◆ **STATED TASK**:
Copy out all lines with the word "title" in them.
————
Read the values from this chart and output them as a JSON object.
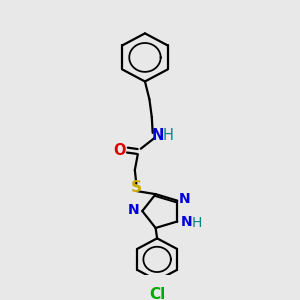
{
  "bg_color": "#e8e8e8",
  "bond_color": "#000000",
  "bond_width": 1.6,
  "atom_colors": {
    "N": "#0000dd",
    "H": "#008888",
    "O": "#dd0000",
    "S": "#ccaa00",
    "Cl": "#00aa00"
  }
}
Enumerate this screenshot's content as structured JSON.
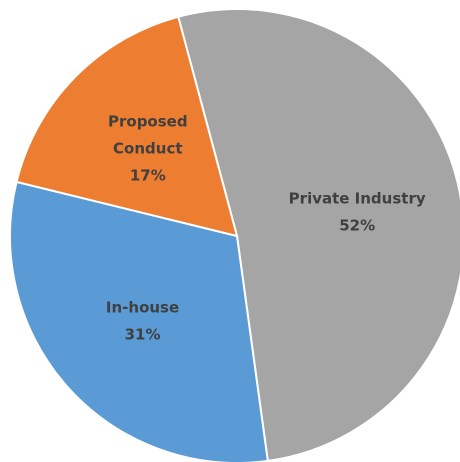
{
  "chart_data": {
    "type": "pie",
    "slices": [
      {
        "label": "Private Industry",
        "value": 52,
        "value_label": "52%",
        "color": "#A5A5A5"
      },
      {
        "label": "In-house",
        "value": 31,
        "value_label": "31%",
        "color": "#5B9BD5"
      },
      {
        "label": "Proposed Conduct",
        "value": 17,
        "value_label": "17%",
        "color": "#ED7D31"
      }
    ],
    "start_angle_deg": -15,
    "direction": "clockwise",
    "legend": "none"
  }
}
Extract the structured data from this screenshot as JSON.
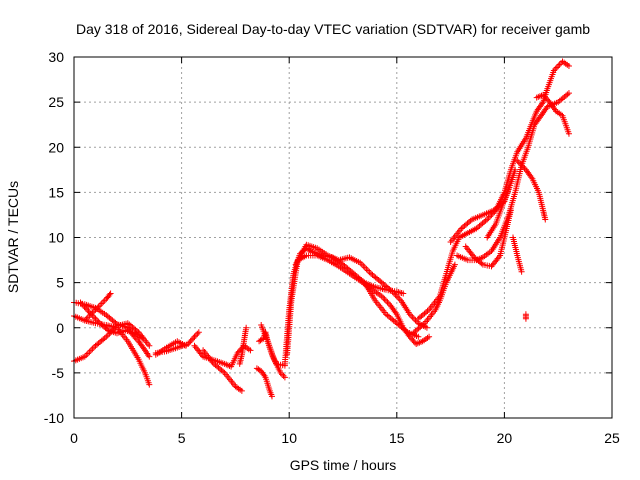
{
  "chart_data": {
    "type": "scatter",
    "title": "Day 318 of 2016, Sidereal Day-to-day VTEC variation (SDTVAR) for receiver gamb",
    "xlabel": "GPS time / hours",
    "ylabel": "SDTVAR / TECUs",
    "xlim": [
      0,
      25
    ],
    "ylim": [
      -10,
      30
    ],
    "xticks": [
      "0",
      "5",
      "10",
      "15",
      "20",
      "25"
    ],
    "yticks": [
      "-10",
      "-5",
      "0",
      "5",
      "10",
      "15",
      "20",
      "25",
      "30"
    ],
    "grid": true,
    "marker": "+",
    "color": "#ff0000",
    "series": [
      {
        "points": [
          [
            0.0,
            2.8
          ],
          [
            0.5,
            2.6
          ],
          [
            1.0,
            2.2
          ],
          [
            1.5,
            1.4
          ],
          [
            2.0,
            0.4
          ],
          [
            2.5,
            0.0
          ],
          [
            2.8,
            -1.0
          ],
          [
            3.0,
            -1.5
          ],
          [
            3.3,
            -2.5
          ],
          [
            3.5,
            -3.2
          ]
        ]
      },
      {
        "points": [
          [
            0.0,
            1.3
          ],
          [
            0.5,
            0.8
          ],
          [
            1.0,
            0.5
          ],
          [
            1.5,
            0.3
          ],
          [
            2.0,
            0.0
          ],
          [
            2.5,
            -1.5
          ],
          [
            3.0,
            -3.5
          ],
          [
            3.3,
            -5.0
          ],
          [
            3.5,
            -6.3
          ]
        ]
      },
      {
        "points": [
          [
            0.0,
            -3.7
          ],
          [
            0.5,
            -3.2
          ],
          [
            1.0,
            -2.0
          ],
          [
            1.5,
            -1.0
          ],
          [
            2.0,
            0.2
          ],
          [
            2.5,
            0.5
          ],
          [
            3.0,
            -0.5
          ],
          [
            3.5,
            -2.0
          ]
        ]
      },
      {
        "points": [
          [
            0.3,
            2.8
          ],
          [
            0.8,
            1.5
          ],
          [
            1.2,
            0.5
          ],
          [
            1.6,
            -0.3
          ],
          [
            2.0,
            -0.6
          ],
          [
            2.4,
            -0.3
          ],
          [
            2.8,
            -0.6
          ],
          [
            3.2,
            -1.2
          ]
        ]
      },
      {
        "points": [
          [
            0.5,
            0.8
          ],
          [
            1.0,
            2.0
          ],
          [
            1.5,
            3.2
          ],
          [
            1.7,
            3.8
          ]
        ]
      },
      {
        "points": [
          [
            3.8,
            -2.8
          ],
          [
            4.3,
            -2.6
          ],
          [
            4.8,
            -2.2
          ],
          [
            5.3,
            -1.8
          ],
          [
            5.6,
            -1.0
          ],
          [
            5.8,
            -0.5
          ]
        ]
      },
      {
        "points": [
          [
            3.8,
            -3.0
          ],
          [
            4.3,
            -2.2
          ],
          [
            4.8,
            -1.5
          ],
          [
            5.2,
            -2.0
          ]
        ]
      },
      {
        "points": [
          [
            5.6,
            -2.0
          ],
          [
            6.0,
            -3.2
          ],
          [
            6.5,
            -3.6
          ],
          [
            7.0,
            -4.0
          ],
          [
            7.3,
            -4.3
          ],
          [
            7.6,
            -2.8
          ],
          [
            7.9,
            -2.0
          ],
          [
            8.2,
            -2.5
          ]
        ]
      },
      {
        "points": [
          [
            6.0,
            -2.5
          ],
          [
            6.5,
            -4.0
          ],
          [
            7.0,
            -5.0
          ],
          [
            7.5,
            -6.5
          ],
          [
            7.8,
            -7.0
          ]
        ]
      },
      {
        "points": [
          [
            7.7,
            -4.0
          ],
          [
            7.8,
            -3.0
          ],
          [
            7.9,
            -1.5
          ],
          [
            8.0,
            0.0
          ]
        ]
      },
      {
        "points": [
          [
            8.5,
            -4.5
          ],
          [
            8.7,
            -4.8
          ],
          [
            8.9,
            -5.5
          ],
          [
            9.1,
            -7.0
          ],
          [
            9.2,
            -7.6
          ]
        ]
      },
      {
        "points": [
          [
            8.6,
            -1.5
          ],
          [
            8.8,
            -1.2
          ],
          [
            8.9,
            -0.5
          ],
          [
            9.0,
            -1.5
          ],
          [
            9.2,
            -3.0
          ],
          [
            9.4,
            -4.0
          ],
          [
            9.8,
            -4.2
          ]
        ]
      },
      {
        "points": [
          [
            8.7,
            0.3
          ],
          [
            9.0,
            -1.5
          ],
          [
            9.3,
            -3.5
          ],
          [
            9.6,
            -5.0
          ],
          [
            9.8,
            -5.5
          ]
        ]
      },
      {
        "points": [
          [
            9.8,
            -4.0
          ],
          [
            10.0,
            2.0
          ],
          [
            10.2,
            6.0
          ],
          [
            10.5,
            8.2
          ],
          [
            10.8,
            8.8
          ],
          [
            11.0,
            8.5
          ],
          [
            11.5,
            8.0
          ],
          [
            12.0,
            7.8
          ],
          [
            12.5,
            7.0
          ],
          [
            13.0,
            6.0
          ],
          [
            13.5,
            5.0
          ],
          [
            14.0,
            4.5
          ],
          [
            14.5,
            4.2
          ],
          [
            15.0,
            4.0
          ],
          [
            15.3,
            3.8
          ]
        ]
      },
      {
        "points": [
          [
            9.9,
            -3.0
          ],
          [
            10.1,
            3.0
          ],
          [
            10.4,
            7.5
          ],
          [
            10.8,
            8.0
          ],
          [
            11.3,
            8.0
          ],
          [
            11.8,
            7.5
          ],
          [
            12.3,
            6.8
          ],
          [
            12.8,
            6.0
          ],
          [
            13.3,
            5.2
          ],
          [
            13.8,
            4.3
          ],
          [
            14.3,
            3.5
          ],
          [
            14.7,
            2.5
          ],
          [
            15.0,
            1.5
          ],
          [
            15.3,
            0.0
          ],
          [
            15.6,
            -1.0
          ],
          [
            15.9,
            -1.8
          ],
          [
            16.2,
            -1.5
          ],
          [
            16.5,
            -1.0
          ]
        ]
      },
      {
        "points": [
          [
            10.3,
            7.0
          ],
          [
            10.8,
            9.2
          ],
          [
            11.3,
            8.8
          ],
          [
            11.8,
            8.0
          ],
          [
            12.3,
            7.5
          ],
          [
            12.8,
            7.8
          ],
          [
            13.3,
            7.2
          ],
          [
            13.8,
            6.0
          ],
          [
            14.3,
            5.0
          ],
          [
            14.8,
            4.0
          ],
          [
            15.2,
            3.0
          ],
          [
            15.6,
            1.5
          ],
          [
            16.0,
            0.5
          ],
          [
            16.4,
            0.0
          ]
        ]
      },
      {
        "points": [
          [
            13.5,
            5.0
          ],
          [
            14.0,
            3.0
          ],
          [
            14.5,
            1.5
          ],
          [
            15.0,
            0.5
          ],
          [
            15.5,
            -0.5
          ],
          [
            16.0,
            -1.0
          ]
        ]
      },
      {
        "points": [
          [
            15.8,
            -0.5
          ],
          [
            16.3,
            0.5
          ],
          [
            16.8,
            2.0
          ],
          [
            17.0,
            3.0
          ],
          [
            17.3,
            5.0
          ],
          [
            17.5,
            6.0
          ],
          [
            17.7,
            7.0
          ]
        ]
      },
      {
        "points": [
          [
            16.0,
            1.0
          ],
          [
            16.5,
            2.0
          ],
          [
            17.0,
            3.5
          ],
          [
            17.3,
            6.0
          ],
          [
            17.6,
            8.5
          ],
          [
            17.9,
            10.0
          ],
          [
            18.3,
            10.5
          ],
          [
            18.7,
            11.0
          ],
          [
            19.2,
            12.0
          ],
          [
            19.6,
            13.0
          ],
          [
            20.0,
            15.0
          ],
          [
            20.3,
            17.5
          ],
          [
            20.6,
            19.5
          ],
          [
            21.0,
            21.0
          ],
          [
            21.5,
            24.0
          ],
          [
            21.8,
            25.0
          ],
          [
            22.0,
            26.5
          ],
          [
            22.3,
            28.5
          ],
          [
            22.7,
            29.5
          ],
          [
            23.0,
            29.0
          ]
        ]
      },
      {
        "points": [
          [
            17.5,
            9.5
          ],
          [
            18.0,
            11.0
          ],
          [
            18.5,
            12.0
          ],
          [
            19.0,
            12.5
          ],
          [
            19.5,
            13.0
          ],
          [
            20.0,
            14.0
          ],
          [
            20.3,
            16.0
          ],
          [
            20.5,
            17.5
          ]
        ]
      },
      {
        "points": [
          [
            17.8,
            8.0
          ],
          [
            18.3,
            7.5
          ],
          [
            18.7,
            7.5
          ],
          [
            19.0,
            7.8
          ],
          [
            19.4,
            8.5
          ],
          [
            19.8,
            10.0
          ],
          [
            20.2,
            12.5
          ],
          [
            20.5,
            15.0
          ],
          [
            20.8,
            18.0
          ],
          [
            21.1,
            20.0
          ],
          [
            21.4,
            22.5
          ],
          [
            21.7,
            23.5
          ],
          [
            22.0,
            24.5
          ],
          [
            22.5,
            25.0
          ],
          [
            23.0,
            26.0
          ]
        ]
      },
      {
        "points": [
          [
            18.2,
            9.0
          ],
          [
            18.6,
            7.8
          ],
          [
            19.0,
            7.0
          ],
          [
            19.4,
            6.8
          ],
          [
            19.8,
            8.0
          ],
          [
            20.1,
            11.0
          ],
          [
            20.3,
            13.0
          ]
        ]
      },
      {
        "points": [
          [
            19.2,
            10.0
          ],
          [
            19.6,
            11.5
          ],
          [
            19.9,
            13.5
          ],
          [
            20.2,
            15.5
          ]
        ]
      },
      {
        "points": [
          [
            20.4,
            10.0
          ],
          [
            20.6,
            8.0
          ],
          [
            20.8,
            6.2
          ]
        ]
      },
      {
        "points": [
          [
            20.6,
            18.5
          ],
          [
            21.0,
            17.5
          ],
          [
            21.3,
            16.5
          ],
          [
            21.6,
            15.0
          ],
          [
            21.8,
            13.0
          ],
          [
            21.9,
            12.0
          ]
        ]
      },
      {
        "points": [
          [
            21.0,
            1.5
          ],
          [
            21.0,
            1.0
          ]
        ]
      },
      {
        "points": [
          [
            21.5,
            25.5
          ],
          [
            21.8,
            25.8
          ],
          [
            22.1,
            25.0
          ],
          [
            22.4,
            24.0
          ],
          [
            22.7,
            23.5
          ],
          [
            23.0,
            21.5
          ]
        ]
      }
    ]
  }
}
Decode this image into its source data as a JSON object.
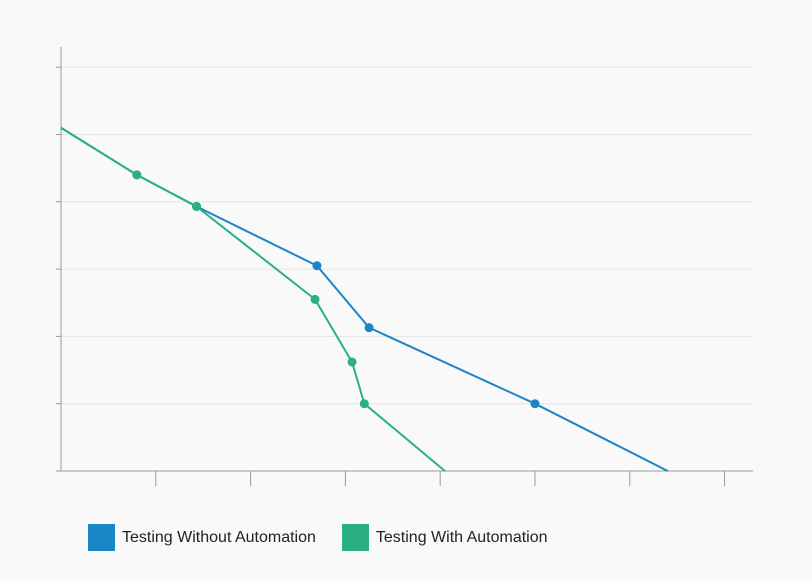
{
  "chart_data": {
    "type": "line",
    "title": "",
    "xlabel": "",
    "ylabel": "",
    "xlim": [
      0,
      7.3
    ],
    "ylim": [
      0,
      6.3
    ],
    "grid": true,
    "legend_position": "bottom-left",
    "series": [
      {
        "name": "Testing Without Automation",
        "color": "#1a85c7",
        "points": [
          [
            0,
            5.1
          ],
          [
            0.8,
            4.4
          ],
          [
            1.43,
            3.93
          ],
          [
            2.7,
            3.05
          ],
          [
            3.25,
            2.13
          ],
          [
            5,
            1
          ],
          [
            6.4,
            0
          ]
        ]
      },
      {
        "name": "Testing With Automation",
        "color": "#2baf83",
        "points": [
          [
            0,
            5.1
          ],
          [
            0.8,
            4.4
          ],
          [
            1.43,
            3.93
          ],
          [
            2.68,
            2.55
          ],
          [
            3.07,
            1.62
          ],
          [
            3.2,
            1
          ],
          [
            4.05,
            0
          ]
        ]
      }
    ]
  },
  "legend": {
    "items": [
      {
        "label": "Testing Without Automation",
        "color": "#1a85c7"
      },
      {
        "label": "Testing With Automation",
        "color": "#2baf83"
      }
    ]
  }
}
————
◆ **TASK RESULT**:
    "title": "Day 318 of 2016, Sidereal Day-to-day VTEC variation (SDTVAR) for receiver gamb",
    "title": "",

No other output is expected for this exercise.